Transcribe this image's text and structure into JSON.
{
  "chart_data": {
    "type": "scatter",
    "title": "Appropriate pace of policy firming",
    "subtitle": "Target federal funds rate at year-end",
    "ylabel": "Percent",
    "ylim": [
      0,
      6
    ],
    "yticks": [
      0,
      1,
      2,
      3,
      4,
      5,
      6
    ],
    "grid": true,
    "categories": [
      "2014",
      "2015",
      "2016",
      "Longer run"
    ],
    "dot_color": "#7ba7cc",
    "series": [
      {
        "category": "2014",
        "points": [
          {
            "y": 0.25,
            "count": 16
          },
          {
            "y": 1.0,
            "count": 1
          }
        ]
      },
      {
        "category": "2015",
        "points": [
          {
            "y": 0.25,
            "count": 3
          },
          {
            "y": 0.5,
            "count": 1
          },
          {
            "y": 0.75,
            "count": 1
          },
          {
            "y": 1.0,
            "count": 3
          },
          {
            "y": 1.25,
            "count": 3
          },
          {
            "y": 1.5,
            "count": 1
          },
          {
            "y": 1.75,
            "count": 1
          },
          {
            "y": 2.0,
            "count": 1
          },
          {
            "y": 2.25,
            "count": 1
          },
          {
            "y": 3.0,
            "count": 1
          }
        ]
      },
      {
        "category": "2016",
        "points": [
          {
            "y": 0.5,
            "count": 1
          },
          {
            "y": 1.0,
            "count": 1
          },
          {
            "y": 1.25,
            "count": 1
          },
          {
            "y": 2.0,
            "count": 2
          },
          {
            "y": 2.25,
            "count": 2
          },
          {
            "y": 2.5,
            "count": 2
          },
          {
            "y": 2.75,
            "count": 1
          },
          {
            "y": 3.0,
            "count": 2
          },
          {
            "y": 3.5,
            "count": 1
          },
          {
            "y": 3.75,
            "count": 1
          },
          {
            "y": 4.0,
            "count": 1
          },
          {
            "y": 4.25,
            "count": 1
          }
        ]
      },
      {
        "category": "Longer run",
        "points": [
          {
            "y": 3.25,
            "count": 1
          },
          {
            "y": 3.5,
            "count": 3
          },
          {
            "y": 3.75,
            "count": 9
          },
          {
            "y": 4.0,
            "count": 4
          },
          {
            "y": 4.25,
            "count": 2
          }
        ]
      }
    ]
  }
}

⁂

Every line that holds the string "category" should be returned.

Solution for this exercise ->
        "category": "2014",
        "category": "2015",
        "category": "2016",
        "category": "Longer run",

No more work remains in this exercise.